● **Records from a dataset**:
· · · · ·

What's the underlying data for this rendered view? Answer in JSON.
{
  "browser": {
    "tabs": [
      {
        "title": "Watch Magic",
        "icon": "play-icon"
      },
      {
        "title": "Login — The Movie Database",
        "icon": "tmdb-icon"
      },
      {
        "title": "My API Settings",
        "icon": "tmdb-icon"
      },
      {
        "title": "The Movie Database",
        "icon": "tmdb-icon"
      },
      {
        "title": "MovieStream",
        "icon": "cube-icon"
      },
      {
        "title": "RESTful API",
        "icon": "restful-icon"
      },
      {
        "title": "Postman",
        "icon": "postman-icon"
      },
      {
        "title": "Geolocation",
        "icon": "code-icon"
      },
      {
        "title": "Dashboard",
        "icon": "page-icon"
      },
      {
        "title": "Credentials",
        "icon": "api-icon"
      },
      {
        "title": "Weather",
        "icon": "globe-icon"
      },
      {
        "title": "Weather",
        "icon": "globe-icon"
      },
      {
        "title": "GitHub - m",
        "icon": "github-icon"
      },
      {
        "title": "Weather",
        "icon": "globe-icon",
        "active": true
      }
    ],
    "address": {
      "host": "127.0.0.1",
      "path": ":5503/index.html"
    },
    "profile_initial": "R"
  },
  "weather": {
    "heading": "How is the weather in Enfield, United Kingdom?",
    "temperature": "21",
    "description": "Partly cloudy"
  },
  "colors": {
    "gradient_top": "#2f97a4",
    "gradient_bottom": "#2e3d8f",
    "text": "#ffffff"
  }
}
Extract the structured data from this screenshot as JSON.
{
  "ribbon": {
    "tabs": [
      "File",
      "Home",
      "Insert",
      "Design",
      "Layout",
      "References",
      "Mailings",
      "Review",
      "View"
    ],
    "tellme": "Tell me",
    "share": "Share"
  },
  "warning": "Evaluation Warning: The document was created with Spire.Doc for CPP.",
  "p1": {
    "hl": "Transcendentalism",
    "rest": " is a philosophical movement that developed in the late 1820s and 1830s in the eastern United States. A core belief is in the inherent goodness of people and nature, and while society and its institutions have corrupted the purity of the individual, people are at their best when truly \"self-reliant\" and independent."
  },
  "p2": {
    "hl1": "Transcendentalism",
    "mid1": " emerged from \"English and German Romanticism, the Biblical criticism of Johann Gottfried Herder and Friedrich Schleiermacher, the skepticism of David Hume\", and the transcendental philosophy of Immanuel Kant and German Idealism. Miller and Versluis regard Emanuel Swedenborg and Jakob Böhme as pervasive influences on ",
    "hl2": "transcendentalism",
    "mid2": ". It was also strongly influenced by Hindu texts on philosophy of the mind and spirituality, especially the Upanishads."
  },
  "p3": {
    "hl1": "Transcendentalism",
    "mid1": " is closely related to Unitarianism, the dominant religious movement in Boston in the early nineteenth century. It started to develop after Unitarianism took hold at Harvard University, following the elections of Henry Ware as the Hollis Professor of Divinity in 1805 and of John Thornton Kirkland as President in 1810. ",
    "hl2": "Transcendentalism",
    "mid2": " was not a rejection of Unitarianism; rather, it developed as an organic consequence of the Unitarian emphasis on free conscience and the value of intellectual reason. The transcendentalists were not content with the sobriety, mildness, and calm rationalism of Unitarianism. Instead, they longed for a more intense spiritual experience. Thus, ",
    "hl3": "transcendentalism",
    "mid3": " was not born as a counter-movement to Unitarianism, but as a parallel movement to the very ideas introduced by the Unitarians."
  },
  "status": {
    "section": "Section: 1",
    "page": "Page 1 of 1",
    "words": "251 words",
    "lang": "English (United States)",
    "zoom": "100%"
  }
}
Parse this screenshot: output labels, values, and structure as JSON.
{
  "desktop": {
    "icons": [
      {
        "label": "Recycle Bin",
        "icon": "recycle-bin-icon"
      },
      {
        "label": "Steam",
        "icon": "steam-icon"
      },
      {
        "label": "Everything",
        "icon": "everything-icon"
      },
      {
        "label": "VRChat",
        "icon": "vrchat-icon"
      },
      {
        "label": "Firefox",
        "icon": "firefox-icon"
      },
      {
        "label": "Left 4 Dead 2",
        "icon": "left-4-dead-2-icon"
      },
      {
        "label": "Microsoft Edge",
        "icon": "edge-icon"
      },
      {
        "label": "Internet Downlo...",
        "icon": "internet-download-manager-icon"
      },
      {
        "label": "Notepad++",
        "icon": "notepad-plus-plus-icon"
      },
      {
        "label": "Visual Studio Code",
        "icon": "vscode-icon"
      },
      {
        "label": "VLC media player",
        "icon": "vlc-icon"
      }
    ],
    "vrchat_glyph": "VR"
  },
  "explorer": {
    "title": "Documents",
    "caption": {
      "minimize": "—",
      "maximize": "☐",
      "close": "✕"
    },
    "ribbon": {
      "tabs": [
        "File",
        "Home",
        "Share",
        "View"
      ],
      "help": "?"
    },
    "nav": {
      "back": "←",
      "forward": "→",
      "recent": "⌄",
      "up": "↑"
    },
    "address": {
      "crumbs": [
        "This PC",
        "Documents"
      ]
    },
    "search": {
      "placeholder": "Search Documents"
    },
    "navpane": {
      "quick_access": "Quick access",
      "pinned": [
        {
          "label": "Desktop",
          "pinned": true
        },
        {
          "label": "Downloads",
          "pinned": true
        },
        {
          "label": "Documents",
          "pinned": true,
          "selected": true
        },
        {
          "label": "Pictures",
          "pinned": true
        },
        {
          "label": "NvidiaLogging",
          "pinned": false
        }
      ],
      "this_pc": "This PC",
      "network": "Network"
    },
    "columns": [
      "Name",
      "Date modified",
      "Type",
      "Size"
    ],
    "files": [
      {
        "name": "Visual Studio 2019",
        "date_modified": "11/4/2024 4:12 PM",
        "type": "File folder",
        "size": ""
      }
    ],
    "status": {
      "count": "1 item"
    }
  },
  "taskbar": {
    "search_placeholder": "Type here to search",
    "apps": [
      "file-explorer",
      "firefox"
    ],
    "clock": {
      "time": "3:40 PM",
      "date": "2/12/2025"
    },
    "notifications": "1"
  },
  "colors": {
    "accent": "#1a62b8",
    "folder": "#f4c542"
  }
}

· · · · ·

● **TASK BRIEF**: From the records above, extract every entry verbatim.

● **EXERCISE RESULT**:
What's the underlying data for this rendered view? Answer in JSON.
{
  "browser": {
    "tabs": [
      {
        "title": "Watch Magic",
        "icon": "play-icon"
      },
      {
        "title": "Login — The Movie Database",
        "icon": "tmdb-icon"
      },
      {
        "title": "My API Settings",
        "icon": "tmdb-icon"
      },
      {
        "title": "The Movie Database",
        "icon": "tmdb-icon"
      },
      {
        "title": "MovieStream",
        "icon": "cube-icon"
      },
      {
        "title": "RESTful API",
        "icon": "restful-icon"
      },
      {
        "title": "Postman",
        "icon": "postman-icon"
      },
      {
        "title": "Geolocation",
        "icon": "code-icon"
      },
      {
        "title": "Dashboard",
        "icon": "page-icon"
      },
      {
        "title": "Credentials",
        "icon": "api-icon"
      },
      {
        "title": "Weather",
        "icon": "globe-icon"
      },
      {
        "title": "Weather",
        "icon": "globe-icon"
      },
      {
        "title": "GitHub - m",
        "icon": "github-icon"
      },
      {
        "title": "Weather",
        "icon": "globe-icon",
        "active": true
      }
    ],
    "address": {
      "host": "127.0.0.1",
      "path": ":5503/index.html"
    },
    "profile_initial": "R"
  },
  "weather": {
    "heading": "How is the weather in Enfield, United Kingdom?",
    "temperature": "21",
    "description": "Partly cloudy"
  },
  "colors": {
    "gradient_top": "#2f97a4",
    "gradient_bottom": "#2e3d8f",
    "text": "#ffffff"
  }
}
Extract the structured data from this screenshot as JSON.
{
  "ribbon": {
    "tabs": [
      "File",
      "Home",
      "Insert",
      "Design",
      "Layout",
      "References",
      "Mailings",
      "Review",
      "View"
    ],
    "tellme": "Tell me",
    "share": "Share"
  },
  "warning": "Evaluation Warning: The document was created with Spire.Doc for CPP.",
  "p1": {
    "hl": "Transcendentalism",
    "rest": " is a philosophical movement that developed in the late 1820s and 1830s in the eastern United States. A core belief is in the inherent goodness of people and nature, and while society and its institutions have corrupted the purity of the individual, people are at their best when truly \"self-reliant\" and independent."
  },
  "p2": {
    "hl1": "Transcendentalism",
    "mid1": " emerged from \"English and German Romanticism, the Biblical criticism of Johann Gottfried Herder and Friedrich Schleiermacher, the skepticism of David Hume\", and the transcendental philosophy of Immanuel Kant and German Idealism. Miller and Versluis regard Emanuel Swedenborg and Jakob Böhme as pervasive influences on ",
    "hl2": "transcendentalism",
    "mid2": ". It was also strongly influenced by Hindu texts on philosophy of the mind and spirituality, especially the Upanishads."
  },
  "p3": {
    "hl1": "Transcendentalism",
    "mid1": " is closely related to Unitarianism, the dominant religious movement in Boston in the early nineteenth century. It started to develop after Unitarianism took hold at Harvard University, following the elections of Henry Ware as the Hollis Professor of Divinity in 1805 and of John Thornton Kirkland as President in 1810. ",
    "hl2": "Transcendentalism",
    "mid2": " was not a rejection of Unitarianism; rather, it developed as an organic consequence of the Unitarian emphasis on free conscience and the value of intellectual reason. The transcendentalists were not content with the sobriety, mildness, and calm rationalism of Unitarianism. Instead, they longed for a more intense spiritual experience. Thus, ",
    "hl3": "transcendentalism",
    "mid3": " was not born as a counter-movement to Unitarianism, but as a parallel movement to the very ideas introduced by the Unitarians."
  },
  "status": {
    "section": "Section: 1",
    "page": "Page 1 of 1",
    "words": "251 words",
    "lang": "English (United States)",
    "zoom": "100%"
  }
}
Parse this screenshot: output labels, values, and structure as JSON.
{
  "desktop": {
    "icons": [
      {
        "label": "Recycle Bin",
        "icon": "recycle-bin-icon"
      },
      {
        "label": "Steam",
        "icon": "steam-icon"
      },
      {
        "label": "Everything",
        "icon": "everything-icon"
      },
      {
        "label": "VRChat",
        "icon": "vrchat-icon"
      },
      {
        "label": "Firefox",
        "icon": "firefox-icon"
      },
      {
        "label": "Left 4 Dead 2",
        "icon": "left-4-dead-2-icon"
      },
      {
        "label": "Microsoft Edge",
        "icon": "edge-icon"
      },
      {
        "label": "Internet Downlo...",
        "icon": "internet-download-manager-icon"
      },
      {
        "label": "Notepad++",
        "icon": "notepad-plus-plus-icon"
      },
      {
        "label": "Visual Studio Code",
        "icon": "vscode-icon"
      },
      {
        "label": "VLC media player",
        "icon": "vlc-icon"
      }
    ],
    "vrchat_glyph": "VR"
  },
  "explorer": {
    "title": "Documents",
    "caption": {
      "minimize": "—",
      "maximize": "☐",
      "close": "✕"
    },
    "ribbon": {
      "tabs": [
        "File",
        "Home",
        "Share",
        "View"
      ],
      "help": "?"
    },
    "nav": {
      "back": "←",
      "forward": "→",
      "recent": "⌄",
      "up": "↑"
    },
    "address": {
      "crumbs": [
        "This PC",
        "Documents"
      ]
    },
    "search": {
      "placeholder": "Search Documents"
    },
    "navpane": {
      "quick_access": "Quick access",
      "pinned": [
        {
          "label": "Desktop",
          "pinned": true
        },
        {
          "label": "Downloads",
          "pinned": true
        },
        {
          "label": "Documents",
          "pinned": true,
          "selected": true
        },
        {
          "label": "Pictures",
          "pinned": true
        },
        {
          "label": "NvidiaLogging",
          "pinned": false
        }
      ],
      "this_pc": "This PC",
      "network": "Network"
    },
    "columns": [
      "Name",
      "Date modified",
      "Type",
      "Size"
    ],
    "files": [
      {
        "name": "Visual Studio 2019",
        "date_modified": "11/4/2024 4:12 PM",
        "type": "File folder",
        "size": ""
      }
    ],
    "status": {
      "count": "1 item"
    }
  },
  "taskbar": {
    "search_placeholder": "Type here to search",
    "apps": [
      "file-explorer",
      "firefox"
    ],
    "clock": {
      "time": "3:40 PM",
      "date": "2/12/2025"
    },
    "notifications": "1"
  },
  "colors": {
    "accent": "#1a62b8",
    "folder": "#f4c542"
  }
}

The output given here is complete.